*Quoted text*:
....................

In a decision dated January 7, 2013, the California Court of Appeal invalidated a mandatory arbitration and class action waiver clause in an automobile sales contract, ruling that the arbitration clause was unconscionable and rejecting the defendant's attempt to invoke the clause to compel arbitration and avoid a putative class action.
In Natalini v. Import Motors, Inc., A133236, 2013 WL 64611 (Cal. App. 1 Dist. Jan. 7, 2013) (unpublished), plaintiff asserted individual and class claims based on alleged violations of state consumer protection statutes – contending that the defendant, a car dealership, sold him a used car as new. The court refused to enforce the mandatory arbitration clause in the sales contract, holding that the clause was both procedurally and substantively unconscionable and was therefore unenforceable under California law.
The arbitration clause was found to be substantively unconscionable because the terms were unfairly one-sided in their practical effect, favoring remedies likely to be pursued by the seller over those benefitting a buyer. For example, the clause provided for appeals only in cases where the seller would be the likely appellant (e.g. where an award included injunctive relief); and it exempted self-help remedies from arbitration including, notably, repossession – thereby allowing the car dealer to repossess a car in the event of alleged nonpayment without giving the purchaser the opportunity to dispute the claim in arbitration. The court also ruled that the clause was procedurally unconscionable, in part because it was a contract of adhesion (a take-it-or leave it agreement), but also because it was located on the back of a form and was not pointed out to the buyer before he signed the agreement. Because the arbitration clause contained multiple defects, the court also concluded that it was “permeated with unconscionability” under California law, id. at *7, and that the offending provisions therefore could not be severed. The entire clause was deemed unenforceable.

....................

*Information shown*:
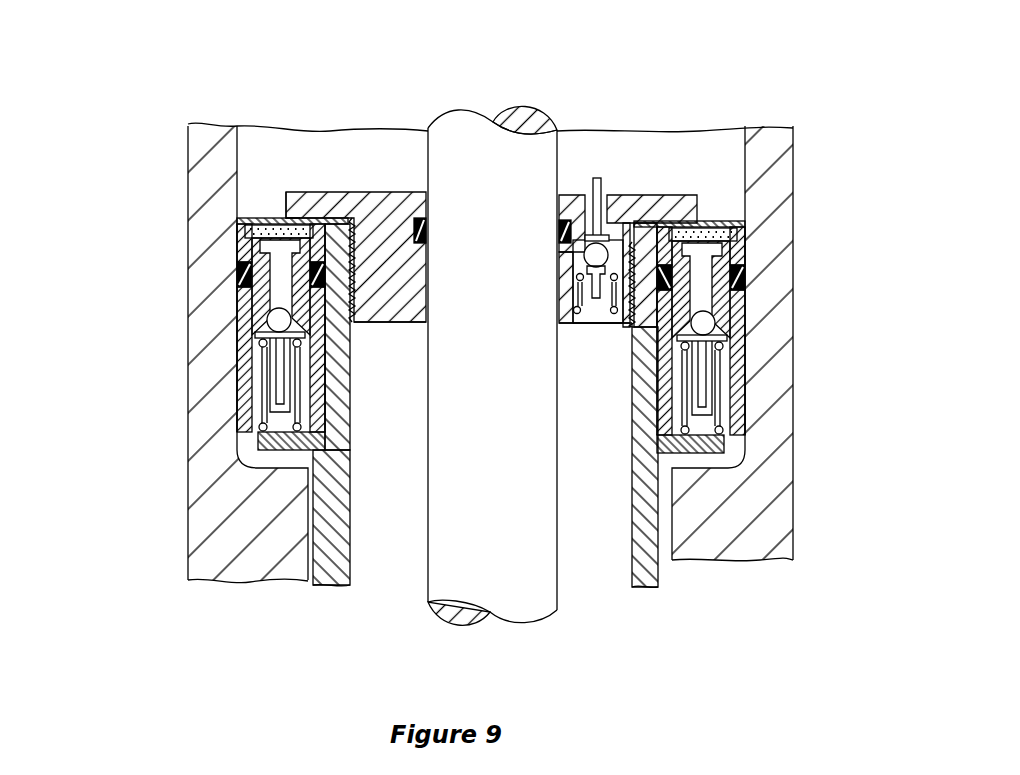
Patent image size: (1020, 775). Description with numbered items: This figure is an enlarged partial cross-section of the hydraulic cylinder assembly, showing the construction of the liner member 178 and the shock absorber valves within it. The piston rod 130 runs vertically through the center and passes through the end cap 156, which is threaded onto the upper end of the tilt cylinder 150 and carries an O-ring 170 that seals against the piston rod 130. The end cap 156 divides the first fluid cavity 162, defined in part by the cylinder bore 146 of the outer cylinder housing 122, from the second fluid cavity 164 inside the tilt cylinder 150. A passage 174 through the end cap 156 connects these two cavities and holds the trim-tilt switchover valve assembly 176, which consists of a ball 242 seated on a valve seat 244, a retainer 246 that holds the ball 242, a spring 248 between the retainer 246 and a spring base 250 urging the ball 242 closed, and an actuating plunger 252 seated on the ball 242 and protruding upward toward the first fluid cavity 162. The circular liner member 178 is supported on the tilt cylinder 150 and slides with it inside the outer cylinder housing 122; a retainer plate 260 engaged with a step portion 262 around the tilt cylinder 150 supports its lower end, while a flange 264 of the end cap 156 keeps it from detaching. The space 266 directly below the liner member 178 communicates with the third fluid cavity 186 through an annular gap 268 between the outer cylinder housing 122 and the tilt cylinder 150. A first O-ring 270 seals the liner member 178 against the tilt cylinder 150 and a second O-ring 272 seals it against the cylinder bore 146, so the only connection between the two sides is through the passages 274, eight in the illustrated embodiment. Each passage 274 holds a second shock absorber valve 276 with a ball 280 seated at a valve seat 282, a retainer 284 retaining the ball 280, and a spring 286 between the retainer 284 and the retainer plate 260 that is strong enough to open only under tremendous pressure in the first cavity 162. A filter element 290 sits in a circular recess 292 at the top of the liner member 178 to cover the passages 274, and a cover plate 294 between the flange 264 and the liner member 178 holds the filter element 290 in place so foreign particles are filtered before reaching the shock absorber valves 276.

The outer cylinder housing 122 is at (797, 158).
The piston rod 130 is at (528, 605).
The cylinder bore 146 is at (245, 148).
The tilt cylinder 150 is at (672, 575).
The end cap 156 is at (335, 227).
The first fluid cavity 162 is at (720, 153).
The second fluid cavity 164 is at (395, 572).
The O-ring 170 is at (440, 172).
The passage 174 is at (600, 327).
The trim-tilt switchover valve assembly 176 is at (615, 178).
The liner member 178 is at (759, 337).
The third fluid cavity 186 is at (195, 515).
The ball 242 is at (563, 255).
The valve seat 244 is at (577, 260).
The retainer 246 is at (594, 258).
The spring 248 is at (592, 290).
The spring base 250 is at (595, 300).
The actuating plunger 252 is at (597, 178).
The retainer plate 260 is at (255, 452).
The step portion 262 is at (325, 443).
The flange 264 is at (297, 200).
The space 266 is at (252, 476).
The gap 268 is at (325, 510).
The first O-ring 270 is at (740, 280).
The second O-ring 272 is at (367, 293).
The passages 274 is at (209, 324).
The second shock absorber valve 276 is at (243, 386).
The ball 280 is at (270, 322).
The valve seat 282 is at (272, 250).
The retainer 284 is at (280, 358).
The spring 286 is at (265, 410).
The filter element 290 is at (262, 208).
The circular recess 292 is at (349, 226).
The cover plate 294 is at (247, 219).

....................

*To be done*:
- a) Please quote the arbitration ruling text above, everything from "In a decision" down to "under California law.".
- b) Continue the arbitration ruling text from its last sentence.

*Answers by task*:
- a)
In a decision dated January 7, 2013, the California Court of Appeal invalidated a mandatory arbitration and class action waiver clause in an automobile sales contract, ruling that the arbitration clause was unconscionable and rejecting the defendant's attempt to invoke the clause to compel arbitration and avoid a putative class action.
In Natalini v. Import Motors, Inc., A133236, 2013 WL 64611 (Cal. App. 1 Dist. Jan. 7, 2013) (unpublished), plaintiff asserted individual and class claims based on alleged violations of state consumer protection statutes – contending that the defendant, a car dealership, sold him a used car as new. The court refused to enforce the mandatory arbitration clause in the sales contract, holding that the clause was both procedurally and substantively unconscionable and was therefore unenforceable under California law.

- b)
The court recognized that Concepcion had overturned California’s Discover Bank rule, under which class action waivers in consumer contracts had regularly been held unconscionable. But, emphasizing the broadly one-sided nature of the clause at issue, reflected in multiple terms favoring the seller, the court nevertheless invalidated it. The court reasoned that its decision was consistent with Concepcion because it did not apply the doctrine of unconscionability in a way that “disfavor[ed] arbitration.” Natalini, 2013 WL 64611 at *3. In the court’s view, the “conclusion that an adhesive provision is unconscionable because it is crafted overly in favor of the drafter does not rely on any judicial policy judgment disfavoring arbitration.” Id. (internal quotation omitted).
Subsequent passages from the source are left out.